■ Work to be completed ■
Write the material out again exactly.

Stored entries:
****************************************

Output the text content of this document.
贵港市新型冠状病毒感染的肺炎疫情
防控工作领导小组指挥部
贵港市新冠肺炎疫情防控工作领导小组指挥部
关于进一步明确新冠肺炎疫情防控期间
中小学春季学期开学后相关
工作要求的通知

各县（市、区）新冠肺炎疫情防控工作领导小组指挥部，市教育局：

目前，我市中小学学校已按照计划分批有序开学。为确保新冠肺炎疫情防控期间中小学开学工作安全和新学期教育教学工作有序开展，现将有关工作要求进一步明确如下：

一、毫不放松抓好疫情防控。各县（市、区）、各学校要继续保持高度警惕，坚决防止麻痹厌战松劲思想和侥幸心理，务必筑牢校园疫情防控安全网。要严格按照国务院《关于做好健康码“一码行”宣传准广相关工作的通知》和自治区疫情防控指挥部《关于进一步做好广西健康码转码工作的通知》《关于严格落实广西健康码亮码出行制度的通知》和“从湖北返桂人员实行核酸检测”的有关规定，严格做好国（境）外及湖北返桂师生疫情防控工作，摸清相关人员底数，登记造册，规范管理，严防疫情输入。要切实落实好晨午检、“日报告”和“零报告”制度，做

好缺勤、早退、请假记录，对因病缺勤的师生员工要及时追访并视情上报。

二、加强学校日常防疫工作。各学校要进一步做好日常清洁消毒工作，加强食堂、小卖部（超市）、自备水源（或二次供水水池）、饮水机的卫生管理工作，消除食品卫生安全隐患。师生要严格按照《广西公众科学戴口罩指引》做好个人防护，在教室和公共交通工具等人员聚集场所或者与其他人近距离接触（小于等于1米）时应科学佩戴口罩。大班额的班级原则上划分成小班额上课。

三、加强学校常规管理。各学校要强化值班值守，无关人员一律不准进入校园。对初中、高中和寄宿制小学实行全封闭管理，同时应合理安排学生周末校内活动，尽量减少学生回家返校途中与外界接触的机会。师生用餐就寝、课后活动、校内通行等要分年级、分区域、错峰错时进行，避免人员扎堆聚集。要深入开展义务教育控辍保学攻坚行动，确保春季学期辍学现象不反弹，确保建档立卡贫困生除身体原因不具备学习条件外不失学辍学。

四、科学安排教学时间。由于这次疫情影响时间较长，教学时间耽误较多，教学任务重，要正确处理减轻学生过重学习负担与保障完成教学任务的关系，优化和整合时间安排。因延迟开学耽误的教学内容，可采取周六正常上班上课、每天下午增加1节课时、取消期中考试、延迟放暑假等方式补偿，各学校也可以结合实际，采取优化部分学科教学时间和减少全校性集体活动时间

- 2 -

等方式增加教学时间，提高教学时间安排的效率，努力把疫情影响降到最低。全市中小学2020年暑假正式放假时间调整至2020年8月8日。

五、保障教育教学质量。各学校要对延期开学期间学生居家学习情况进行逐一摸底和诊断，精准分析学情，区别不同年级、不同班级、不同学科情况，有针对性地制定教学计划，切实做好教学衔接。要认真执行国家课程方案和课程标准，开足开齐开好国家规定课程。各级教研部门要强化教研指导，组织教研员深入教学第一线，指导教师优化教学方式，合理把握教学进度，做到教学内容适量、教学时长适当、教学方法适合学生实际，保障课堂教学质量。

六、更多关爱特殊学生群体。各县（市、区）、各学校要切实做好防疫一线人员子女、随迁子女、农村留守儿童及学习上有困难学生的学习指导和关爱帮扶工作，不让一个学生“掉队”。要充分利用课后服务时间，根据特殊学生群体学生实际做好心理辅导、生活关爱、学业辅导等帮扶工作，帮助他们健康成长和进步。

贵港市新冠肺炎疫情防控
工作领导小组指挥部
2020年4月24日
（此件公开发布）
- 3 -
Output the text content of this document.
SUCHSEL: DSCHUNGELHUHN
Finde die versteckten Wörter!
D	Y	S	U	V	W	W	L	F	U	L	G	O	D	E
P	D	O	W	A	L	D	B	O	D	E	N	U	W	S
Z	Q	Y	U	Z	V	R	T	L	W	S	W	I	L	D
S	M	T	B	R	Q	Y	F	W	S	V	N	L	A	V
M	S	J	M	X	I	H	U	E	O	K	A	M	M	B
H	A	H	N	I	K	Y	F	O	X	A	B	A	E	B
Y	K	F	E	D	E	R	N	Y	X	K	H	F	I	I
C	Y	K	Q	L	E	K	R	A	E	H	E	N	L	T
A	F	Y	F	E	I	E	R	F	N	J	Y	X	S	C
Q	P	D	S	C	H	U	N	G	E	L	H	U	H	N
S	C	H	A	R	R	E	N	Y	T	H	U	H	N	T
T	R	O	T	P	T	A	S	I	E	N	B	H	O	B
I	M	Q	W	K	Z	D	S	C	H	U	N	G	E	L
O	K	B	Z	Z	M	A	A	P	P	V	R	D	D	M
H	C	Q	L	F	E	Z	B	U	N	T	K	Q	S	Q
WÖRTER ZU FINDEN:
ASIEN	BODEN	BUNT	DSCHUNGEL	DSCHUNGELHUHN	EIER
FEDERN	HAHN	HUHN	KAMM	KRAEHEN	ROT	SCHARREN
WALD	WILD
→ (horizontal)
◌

****************************************

■ Expected answer ■
Output the text content of this document.
贵港市新型冠状病毒感染的肺炎疫情
防控工作领导小组指挥部
贵港市新冠肺炎疫情防控工作领导小组指挥部
关于进一步明确新冠肺炎疫情防控期间
中小学春季学期开学后相关
工作要求的通知

各县（市、区）新冠肺炎疫情防控工作领导小组指挥部，市教育局：

目前，我市中小学学校已按照计划分批有序开学。为确保新冠肺炎疫情防控期间中小学开学工作安全和新学期教育教学工作有序开展，现将有关工作要求进一步明确如下：

一、毫不放松抓好疫情防控。各县（市、区）、各学校要继续保持高度警惕，坚决防止麻痹厌战松劲思想和侥幸心理，务必筑牢校园疫情防控安全网。要严格按照国务院《关于做好健康码“一码行”宣传准广相关工作的通知》和自治区疫情防控指挥部《关于进一步做好广西健康码转码工作的通知》《关于严格落实广西健康码亮码出行制度的通知》和“从湖北返桂人员实行核酸检测”的有关规定，严格做好国（境）外及湖北返桂师生疫情防控工作，摸清相关人员底数，登记造册，规范管理，严防疫情输入。要切实落实好晨午检、“日报告”和“零报告”制度，做

好缺勤、早退、请假记录，对因病缺勤的师生员工要及时追访并视情上报。

二、加强学校日常防疫工作。各学校要进一步做好日常清洁消毒工作，加强食堂、小卖部（超市）、自备水源（或二次供水水池）、饮水机的卫生管理工作，消除食品卫生安全隐患。师生要严格按照《广西公众科学戴口罩指引》做好个人防护，在教室和公共交通工具等人员聚集场所或者与其他人近距离接触（小于等于1米）时应科学佩戴口罩。大班额的班级原则上划分成小班额上课。

三、加强学校常规管理。各学校要强化值班值守，无关人员一律不准进入校园。对初中、高中和寄宿制小学实行全封闭管理，同时应合理安排学生周末校内活动，尽量减少学生回家返校途中与外界接触的机会。师生用餐就寝、课后活动、校内通行等要分年级、分区域、错峰错时进行，避免人员扎堆聚集。要深入开展义务教育控辍保学攻坚行动，确保春季学期辍学现象不反弹，确保建档立卡贫困生除身体原因不具备学习条件外不失学辍学。

四、科学安排教学时间。由于这次疫情影响时间较长，教学时间耽误较多，教学任务重，要正确处理减轻学生过重学习负担与保障完成教学任务的关系，优化和整合时间安排。因延迟开学耽误的教学内容，可采取周六正常上班上课、每天下午增加1节课时、取消期中考试、延迟放暑假等方式补偿，各学校也可以结合实际，采取优化部分学科教学时间和减少全校性集体活动时间

- 2 -

等方式增加教学时间，提高教学时间安排的效率，努力把疫情影响降到最低。全市中小学2020年暑假正式放假时间调整至2020年8月8日。

五、保障教育教学质量。各学校要对延期开学期间学生居家学习情况进行逐一摸底和诊断，精准分析学情，区别不同年级、不同班级、不同学科情况，有针对性地制定教学计划，切实做好教学衔接。要认真执行国家课程方案和课程标准，开足开齐开好国家规定课程。各级教研部门要强化教研指导，组织教研员深入教学第一线，指导教师优化教学方式，合理把握教学进度，做到教学内容适量、教学时长适当、教学方法适合学生实际，保障课堂教学质量。

六、更多关爱特殊学生群体。各县（市、区）、各学校要切实做好防疫一线人员子女、随迁子女、农村留守儿童及学习上有困难学生的学习指导和关爱帮扶工作，不让一个学生“掉队”。要充分利用课后服务时间，根据特殊学生群体学生实际做好心理辅导、生活关爱、学业辅导等帮扶工作，帮助他们健康成长和进步。

贵港市新冠肺炎疫情防控
工作领导小组指挥部
2020年4月24日
（此件公开发布）
- 3 -
Output the text content of this document.
SUCHSEL: DSCHUNGELHUHN
Finde die versteckten Wörter!
D	Y	S	U	V	W	W	L	F	U	L	G	O	D	E
P	D	O	W	A	L	D	B	O	D	E	N	U	W	S
Z	Q	Y	U	Z	V	R	T	L	W	S	W	I	L	D
S	M	T	B	R	Q	Y	F	W	S	V	N	L	A	V
M	S	J	M	X	I	H	U	E	O	K	A	M	M	B
H	A	H	N	I	K	Y	F	O	X	A	B	A	E	B
Y	K	F	E	D	E	R	N	Y	X	K	H	F	I	I
C	Y	K	Q	L	E	K	R	A	E	H	E	N	L	T
A	F	Y	F	E	I	E	R	F	N	J	Y	X	S	C
Q	P	D	S	C	H	U	N	G	E	L	H	U	H	N
S	C	H	A	R	R	E	N	Y	T	H	U	H	N	T
T	R	O	T	P	T	A	S	I	E	N	B	H	O	B
I	M	Q	W	K	Z	D	S	C	H	U	N	G	E	L
O	K	B	Z	Z	M	A	A	P	P	V	R	D	D	M
H	C	Q	L	F	E	Z	B	U	N	T	K	Q	S	Q
WÖRTER ZU FINDEN:
ASIEN	BODEN	BUNT	DSCHUNGEL	DSCHUNGELHUHN	EIER
FEDERN	HAHN	HUHN	KAMM	KRAEHEN	ROT	SCHARREN
WALD	WILD
→ (horizontal)
◌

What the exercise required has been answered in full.